Exercise requirements: Filter the listing and keep only the lines with the word "customers".

-------

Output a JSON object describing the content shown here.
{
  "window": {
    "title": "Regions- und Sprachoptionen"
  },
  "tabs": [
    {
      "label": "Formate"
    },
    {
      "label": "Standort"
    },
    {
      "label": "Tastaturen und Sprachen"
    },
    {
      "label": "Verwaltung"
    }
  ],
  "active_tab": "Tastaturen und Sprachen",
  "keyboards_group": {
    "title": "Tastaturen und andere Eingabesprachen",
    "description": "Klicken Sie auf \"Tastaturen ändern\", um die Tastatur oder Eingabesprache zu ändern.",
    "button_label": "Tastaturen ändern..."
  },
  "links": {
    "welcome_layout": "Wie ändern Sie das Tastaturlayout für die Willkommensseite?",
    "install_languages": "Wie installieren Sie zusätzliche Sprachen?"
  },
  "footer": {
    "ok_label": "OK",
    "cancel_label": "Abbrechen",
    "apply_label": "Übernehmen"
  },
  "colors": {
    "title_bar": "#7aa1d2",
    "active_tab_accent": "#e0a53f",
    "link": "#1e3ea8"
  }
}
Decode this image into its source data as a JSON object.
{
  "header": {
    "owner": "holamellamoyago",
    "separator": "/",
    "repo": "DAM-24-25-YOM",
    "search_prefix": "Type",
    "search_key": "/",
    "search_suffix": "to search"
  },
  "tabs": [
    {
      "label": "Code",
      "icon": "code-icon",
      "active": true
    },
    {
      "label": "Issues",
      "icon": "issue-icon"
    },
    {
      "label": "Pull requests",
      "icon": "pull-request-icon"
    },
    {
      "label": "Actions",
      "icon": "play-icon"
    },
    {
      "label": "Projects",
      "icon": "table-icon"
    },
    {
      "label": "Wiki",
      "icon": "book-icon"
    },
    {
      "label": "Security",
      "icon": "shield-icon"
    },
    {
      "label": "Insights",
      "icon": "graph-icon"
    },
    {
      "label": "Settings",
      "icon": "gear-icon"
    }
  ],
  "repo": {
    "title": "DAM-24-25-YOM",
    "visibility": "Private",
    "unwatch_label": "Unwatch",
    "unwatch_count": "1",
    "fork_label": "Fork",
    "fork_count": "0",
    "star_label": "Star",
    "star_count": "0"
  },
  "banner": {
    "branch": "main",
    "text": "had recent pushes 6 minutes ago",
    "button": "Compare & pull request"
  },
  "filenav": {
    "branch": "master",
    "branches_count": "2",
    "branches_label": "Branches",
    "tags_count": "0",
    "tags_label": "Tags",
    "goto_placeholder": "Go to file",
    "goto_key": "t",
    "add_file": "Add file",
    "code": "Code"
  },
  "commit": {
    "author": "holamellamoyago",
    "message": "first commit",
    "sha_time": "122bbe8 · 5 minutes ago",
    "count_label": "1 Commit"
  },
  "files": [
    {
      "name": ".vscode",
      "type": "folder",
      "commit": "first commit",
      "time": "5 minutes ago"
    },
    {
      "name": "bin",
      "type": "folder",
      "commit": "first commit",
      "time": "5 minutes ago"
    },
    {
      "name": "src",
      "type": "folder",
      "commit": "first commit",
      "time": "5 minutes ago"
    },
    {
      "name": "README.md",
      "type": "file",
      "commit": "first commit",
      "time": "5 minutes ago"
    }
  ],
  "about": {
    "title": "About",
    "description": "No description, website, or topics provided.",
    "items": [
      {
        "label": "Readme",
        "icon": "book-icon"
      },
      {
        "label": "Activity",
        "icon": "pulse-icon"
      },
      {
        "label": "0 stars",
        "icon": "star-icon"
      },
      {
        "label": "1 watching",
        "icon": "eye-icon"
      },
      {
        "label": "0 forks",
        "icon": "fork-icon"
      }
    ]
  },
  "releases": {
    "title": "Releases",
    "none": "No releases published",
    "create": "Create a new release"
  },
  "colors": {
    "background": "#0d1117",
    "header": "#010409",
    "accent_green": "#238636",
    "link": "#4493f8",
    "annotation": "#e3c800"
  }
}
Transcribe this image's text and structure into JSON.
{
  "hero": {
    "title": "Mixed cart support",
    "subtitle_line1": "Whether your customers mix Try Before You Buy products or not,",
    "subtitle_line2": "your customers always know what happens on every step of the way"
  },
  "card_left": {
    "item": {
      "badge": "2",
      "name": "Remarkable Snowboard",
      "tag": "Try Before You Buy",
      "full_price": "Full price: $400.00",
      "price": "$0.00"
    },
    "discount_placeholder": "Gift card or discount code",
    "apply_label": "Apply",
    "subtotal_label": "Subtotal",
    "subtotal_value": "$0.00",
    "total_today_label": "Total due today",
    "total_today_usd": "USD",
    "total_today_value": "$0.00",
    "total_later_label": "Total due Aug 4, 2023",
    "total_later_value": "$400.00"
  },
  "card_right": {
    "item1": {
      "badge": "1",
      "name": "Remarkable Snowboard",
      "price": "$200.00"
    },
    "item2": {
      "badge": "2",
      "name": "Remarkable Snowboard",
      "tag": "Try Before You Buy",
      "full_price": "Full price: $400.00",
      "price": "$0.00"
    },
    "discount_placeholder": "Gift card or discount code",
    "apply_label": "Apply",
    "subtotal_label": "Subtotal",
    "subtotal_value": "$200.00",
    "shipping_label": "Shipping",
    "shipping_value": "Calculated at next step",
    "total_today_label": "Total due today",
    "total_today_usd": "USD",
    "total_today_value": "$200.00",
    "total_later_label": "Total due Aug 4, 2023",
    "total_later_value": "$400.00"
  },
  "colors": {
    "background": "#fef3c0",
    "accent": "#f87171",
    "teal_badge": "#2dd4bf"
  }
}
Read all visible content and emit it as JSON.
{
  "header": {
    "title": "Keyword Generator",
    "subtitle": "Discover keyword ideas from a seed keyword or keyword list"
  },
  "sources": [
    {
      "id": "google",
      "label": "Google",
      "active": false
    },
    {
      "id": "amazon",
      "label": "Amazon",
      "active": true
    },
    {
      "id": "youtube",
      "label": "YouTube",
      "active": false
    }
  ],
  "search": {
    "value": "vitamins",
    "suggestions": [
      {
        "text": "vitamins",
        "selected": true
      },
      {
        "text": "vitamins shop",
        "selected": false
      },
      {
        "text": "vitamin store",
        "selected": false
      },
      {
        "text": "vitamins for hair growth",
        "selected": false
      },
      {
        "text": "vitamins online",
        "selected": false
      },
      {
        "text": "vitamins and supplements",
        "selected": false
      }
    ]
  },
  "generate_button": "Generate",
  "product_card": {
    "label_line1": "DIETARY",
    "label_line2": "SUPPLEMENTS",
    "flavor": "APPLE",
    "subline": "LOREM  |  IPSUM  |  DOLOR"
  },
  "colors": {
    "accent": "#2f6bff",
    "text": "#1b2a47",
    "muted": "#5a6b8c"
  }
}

-------

Output below:
    "subtitle_line1": "Whether your customers mix Try Before You Buy products or not,",
    "subtitle_line2": "your customers always know what happens on every step of the way"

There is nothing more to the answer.